• _Your task_
From the records, pick out and copy each line containing "base".

• _Excerpted data_

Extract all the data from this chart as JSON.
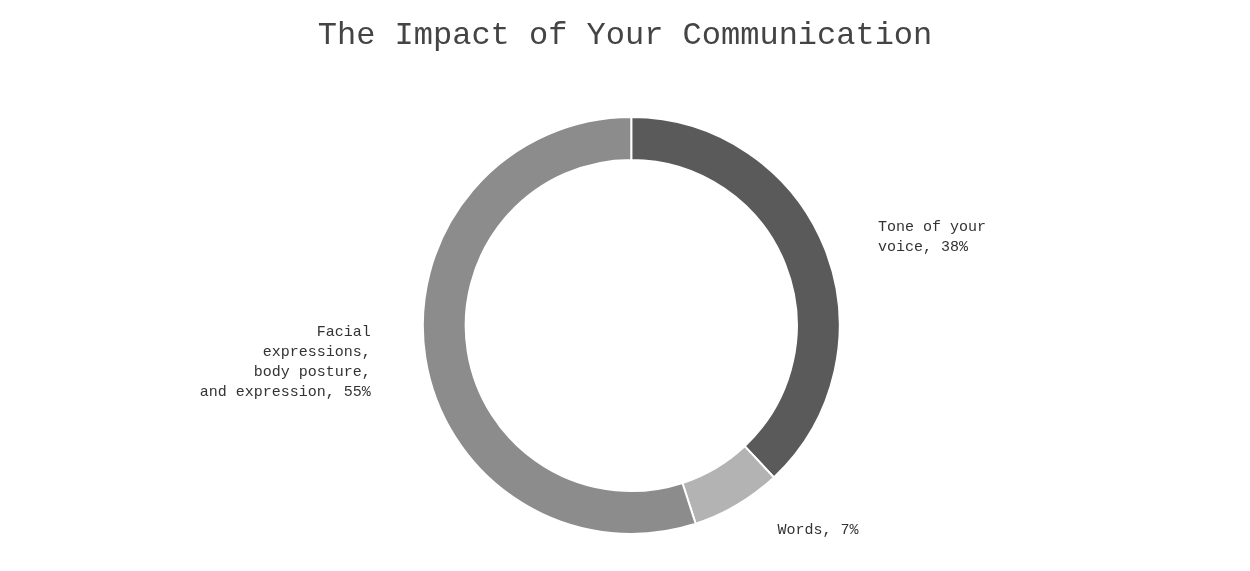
{
  "chart_data": {
    "type": "donut",
    "title": "The Impact of Your Communication",
    "categories": [
      "Tone of your voice",
      "Words",
      "Facial expressions, body posture, and expression"
    ],
    "values": [
      38,
      7,
      55
    ],
    "colors": [
      "#5a5a5a",
      "#b3b3b3",
      "#8c8c8c"
    ],
    "value_labels": [
      "38%",
      "7%",
      "55%"
    ],
    "legend": false
  }
}
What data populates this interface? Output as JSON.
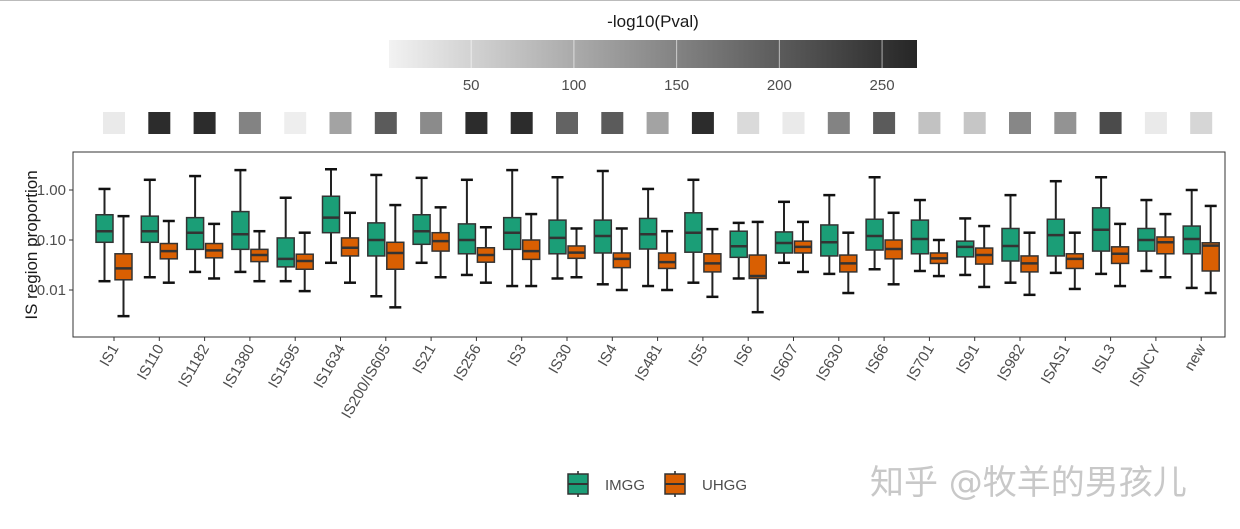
{
  "chart_data": {
    "type": "boxplot",
    "ylabel": "IS region proportion",
    "yscale": "log10",
    "yticks": [
      "0.01",
      "0.10",
      "1.00"
    ],
    "ytick_values": [
      0.01,
      0.1,
      1
    ],
    "ylim": [
      0.0013,
      5
    ],
    "grid": false,
    "legend_position": "bottom",
    "series": [
      {
        "name": "IMGG",
        "color": "#1b9e77"
      },
      {
        "name": "UHGG",
        "color": "#d95f02"
      }
    ],
    "categories": [
      "IS1",
      "IS110",
      "IS1182",
      "IS1380",
      "IS1595",
      "IS1634",
      "IS200/IS605",
      "IS21",
      "IS256",
      "IS3",
      "IS30",
      "IS4",
      "IS481",
      "IS5",
      "IS6",
      "IS607",
      "IS630",
      "IS66",
      "IS701",
      "IS91",
      "IS982",
      "ISAS1",
      "ISL3",
      "ISNCY",
      "new"
    ],
    "box_fields": [
      "whisker_low",
      "q1",
      "median",
      "q3",
      "whisker_high"
    ],
    "boxes": {
      "IMGG": [
        [
          0.015,
          0.09,
          0.15,
          0.32,
          1.05
        ],
        [
          0.018,
          0.09,
          0.15,
          0.3,
          1.6
        ],
        [
          0.023,
          0.065,
          0.14,
          0.28,
          1.9
        ],
        [
          0.023,
          0.065,
          0.13,
          0.37,
          2.5
        ],
        [
          0.015,
          0.029,
          0.042,
          0.11,
          0.7
        ],
        [
          0.035,
          0.14,
          0.28,
          0.75,
          2.6
        ],
        [
          0.0075,
          0.048,
          0.1,
          0.22,
          2.0
        ],
        [
          0.035,
          0.082,
          0.15,
          0.32,
          1.75
        ],
        [
          0.02,
          0.053,
          0.1,
          0.21,
          1.6
        ],
        [
          0.012,
          0.065,
          0.14,
          0.28,
          2.5
        ],
        [
          0.017,
          0.053,
          0.11,
          0.25,
          1.8
        ],
        [
          0.013,
          0.055,
          0.12,
          0.25,
          2.4
        ],
        [
          0.012,
          0.066,
          0.13,
          0.27,
          1.05
        ],
        [
          0.014,
          0.057,
          0.14,
          0.35,
          1.6
        ],
        [
          0.017,
          0.045,
          0.075,
          0.15,
          0.22
        ],
        [
          0.035,
          0.055,
          0.087,
          0.145,
          0.58
        ],
        [
          0.021,
          0.048,
          0.09,
          0.2,
          0.79
        ],
        [
          0.026,
          0.063,
          0.12,
          0.26,
          1.8
        ],
        [
          0.024,
          0.053,
          0.105,
          0.25,
          0.63
        ],
        [
          0.02,
          0.046,
          0.073,
          0.095,
          0.27
        ],
        [
          0.014,
          0.038,
          0.076,
          0.17,
          0.79
        ],
        [
          0.022,
          0.048,
          0.125,
          0.26,
          1.5
        ],
        [
          0.021,
          0.06,
          0.16,
          0.44,
          1.8
        ],
        [
          0.024,
          0.06,
          0.1,
          0.17,
          0.63
        ],
        [
          0.011,
          0.053,
          0.105,
          0.19,
          1.0
        ]
      ],
      "UHGG": [
        [
          0.003,
          0.016,
          0.027,
          0.053,
          0.3
        ],
        [
          0.014,
          0.042,
          0.06,
          0.085,
          0.24
        ],
        [
          0.017,
          0.044,
          0.062,
          0.085,
          0.21
        ],
        [
          0.015,
          0.037,
          0.05,
          0.065,
          0.15
        ],
        [
          0.0095,
          0.026,
          0.038,
          0.052,
          0.14
        ],
        [
          0.014,
          0.048,
          0.07,
          0.11,
          0.35
        ],
        [
          0.0045,
          0.026,
          0.055,
          0.09,
          0.5
        ],
        [
          0.018,
          0.06,
          0.095,
          0.14,
          0.45
        ],
        [
          0.014,
          0.036,
          0.05,
          0.07,
          0.18
        ],
        [
          0.012,
          0.041,
          0.06,
          0.1,
          0.33
        ],
        [
          0.018,
          0.043,
          0.056,
          0.076,
          0.17
        ],
        [
          0.01,
          0.028,
          0.042,
          0.055,
          0.17
        ],
        [
          0.01,
          0.027,
          0.036,
          0.055,
          0.15
        ],
        [
          0.0073,
          0.023,
          0.034,
          0.053,
          0.165
        ],
        [
          0.0036,
          0.017,
          0.019,
          0.05,
          0.23
        ],
        [
          0.023,
          0.055,
          0.073,
          0.095,
          0.23
        ],
        [
          0.0087,
          0.023,
          0.034,
          0.05,
          0.14
        ],
        [
          0.013,
          0.042,
          0.066,
          0.1,
          0.35
        ],
        [
          0.019,
          0.034,
          0.043,
          0.055,
          0.1
        ],
        [
          0.0115,
          0.033,
          0.05,
          0.069,
          0.19
        ],
        [
          0.008,
          0.023,
          0.034,
          0.048,
          0.14
        ],
        [
          0.0105,
          0.027,
          0.042,
          0.053,
          0.14
        ],
        [
          0.012,
          0.034,
          0.053,
          0.073,
          0.21
        ],
        [
          0.018,
          0.053,
          0.09,
          0.115,
          0.33
        ],
        [
          0.0087,
          0.024,
          0.077,
          0.088,
          0.48
        ]
      ]
    },
    "heatmap": {
      "title": "-log10(Pval)",
      "range": [
        10,
        267
      ],
      "ticks": [
        "50",
        "100",
        "150",
        "200",
        "250"
      ],
      "tick_values": [
        50,
        100,
        150,
        200,
        250
      ],
      "low_color": "#f2f2f2",
      "high_color": "#262626",
      "values": [
        20,
        260,
        260,
        150,
        15,
        110,
        200,
        140,
        260,
        260,
        190,
        200,
        110,
        260,
        40,
        20,
        150,
        200,
        70,
        65,
        145,
        130,
        220,
        20,
        45
      ]
    }
  },
  "watermark": "知乎 @牧羊的男孩儿"
}
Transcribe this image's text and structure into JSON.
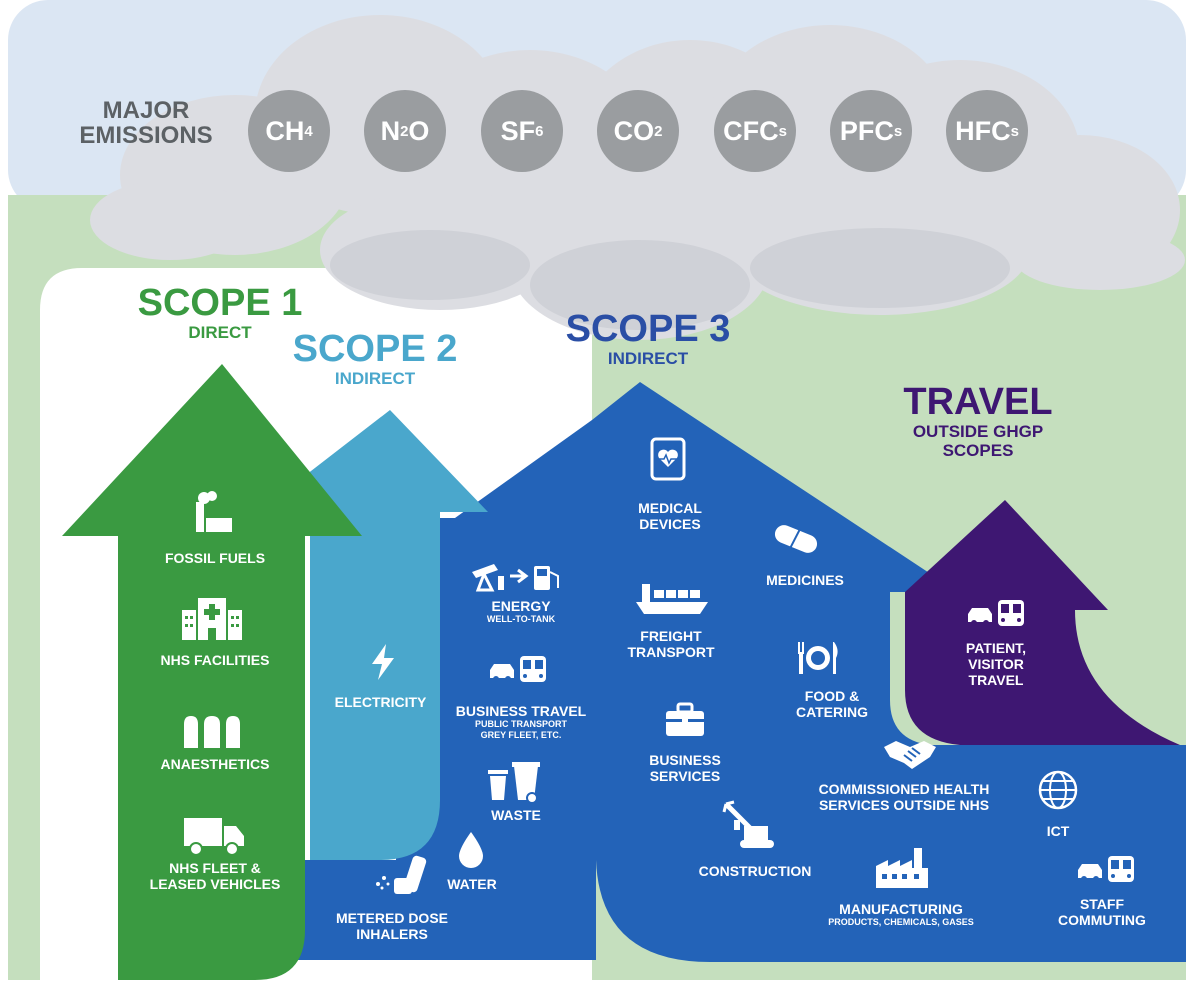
{
  "major_emissions": {
    "line1": "MAJOR",
    "line2": "EMISSIONS"
  },
  "gases": [
    {
      "base": "CH",
      "sub": "4"
    },
    {
      "base": "N",
      "sub": "2",
      "suffix": "O"
    },
    {
      "base": "SF",
      "sub": "6"
    },
    {
      "base": "CO",
      "sub": "2"
    },
    {
      "base": "CFC",
      "sub": "s"
    },
    {
      "base": "PFC",
      "sub": "s"
    },
    {
      "base": "HFC",
      "sub": "s"
    }
  ],
  "scopes": {
    "scope1": {
      "title": "SCOPE 1",
      "subtitle": "DIRECT"
    },
    "scope2": {
      "title": "SCOPE 2",
      "subtitle": "INDIRECT"
    },
    "scope3": {
      "title": "SCOPE 3",
      "subtitle": "INDIRECT"
    },
    "travel": {
      "title": "TRAVEL",
      "subtitle1": "OUTSIDE GHGP",
      "subtitle2": "SCOPES"
    }
  },
  "scope1_items": {
    "fossil_fuels": "FOSSIL FUELS",
    "nhs_facilities": "NHS FACILITIES",
    "anaesthetics": "ANAESTHETICS",
    "fleet_line1": "NHS FLEET &",
    "fleet_line2": "LEASED VEHICLES"
  },
  "scope2_items": {
    "electricity": "ELECTRICITY"
  },
  "scope3_items": {
    "energy": "ENERGY",
    "energy_sub": "WELL-TO-TANK",
    "business_travel": "BUSINESS TRAVEL",
    "business_travel_sub1": "PUBLIC TRANSPORT",
    "business_travel_sub2": "GREY FLEET, ETC.",
    "waste": "WASTE",
    "water": "WATER",
    "mdi_line1": "METERED DOSE",
    "mdi_line2": "INHALERS",
    "medical_devices_line1": "MEDICAL",
    "medical_devices_line2": "DEVICES",
    "medicines": "MEDICINES",
    "freight_line1": "FREIGHT",
    "freight_line2": "TRANSPORT",
    "food_line1": "FOOD &",
    "food_line2": "CATERING",
    "business_services_line1": "BUSINESS",
    "business_services_line2": "SERVICES",
    "commissioned_line1": "COMMISSIONED HEALTH",
    "commissioned_line2": "SERVICES OUTSIDE NHS",
    "ict": "ICT",
    "construction": "CONSTRUCTION",
    "manufacturing": "MANUFACTURING",
    "manufacturing_sub": "PRODUCTS, CHEMICALS, GASES",
    "staff_line1": "STAFF",
    "staff_line2": "COMMUTING"
  },
  "travel_items": {
    "line1": "PATIENT,",
    "line2": "VISITOR",
    "line3": "TRAVEL"
  },
  "colors": {
    "sky": "#dbe6f3",
    "ground": "#c5dfbe",
    "cloud": "#dcdde2",
    "scope1": "#3a9a41",
    "scope2": "#4aa7cc",
    "scope3": "#2363b8",
    "travel": "#3e1772",
    "gas": "#9a9da0"
  }
}
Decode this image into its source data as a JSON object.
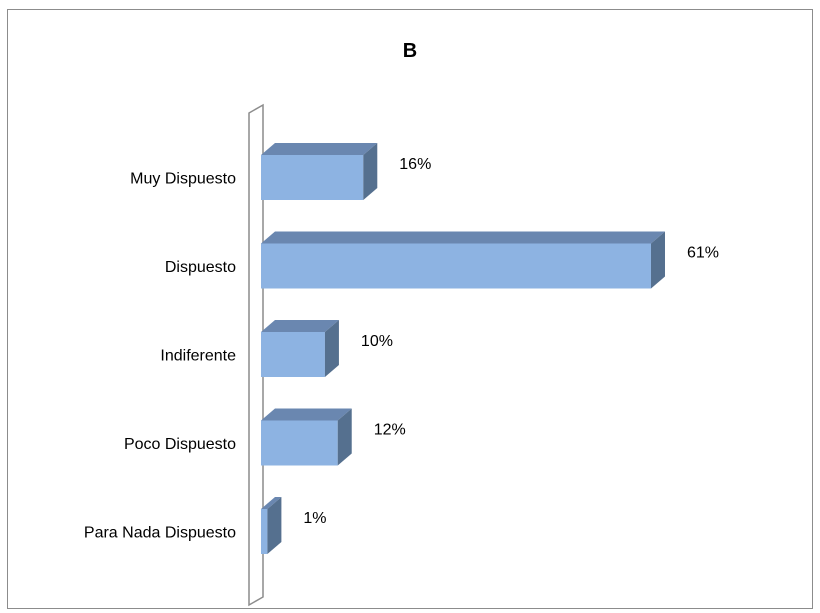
{
  "chart_data": {
    "type": "bar",
    "orientation": "horizontal",
    "title": "B",
    "xlabel": "",
    "ylabel": "",
    "categories": [
      "Muy Dispuesto",
      "Dispuesto",
      "Indiferente",
      "Poco Dispuesto",
      "Para Nada Dispuesto"
    ],
    "values": [
      16,
      61,
      10,
      12,
      1
    ],
    "value_labels": [
      "16%",
      "61%",
      "10%",
      "12%",
      "1%"
    ],
    "value_unit": "%",
    "style": "3d",
    "grid": false,
    "legend": "none",
    "colors": {
      "bar_front": "#8db3e2",
      "bar_top": "#6a87b0",
      "bar_side": "#55708f",
      "axis_wall": "#8c8c8c"
    }
  }
}
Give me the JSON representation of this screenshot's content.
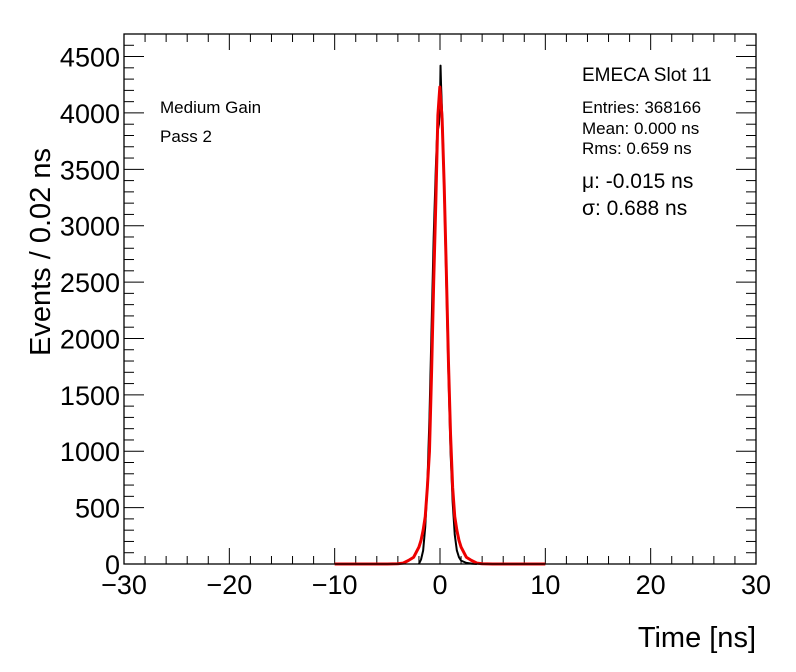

• _Task answer_
      "base": "CH",
      "base": "N",
      "base": "SF",
      "base": "CO",
      "base": "CFC",
      "base": "PFC",
      "base": "HFC",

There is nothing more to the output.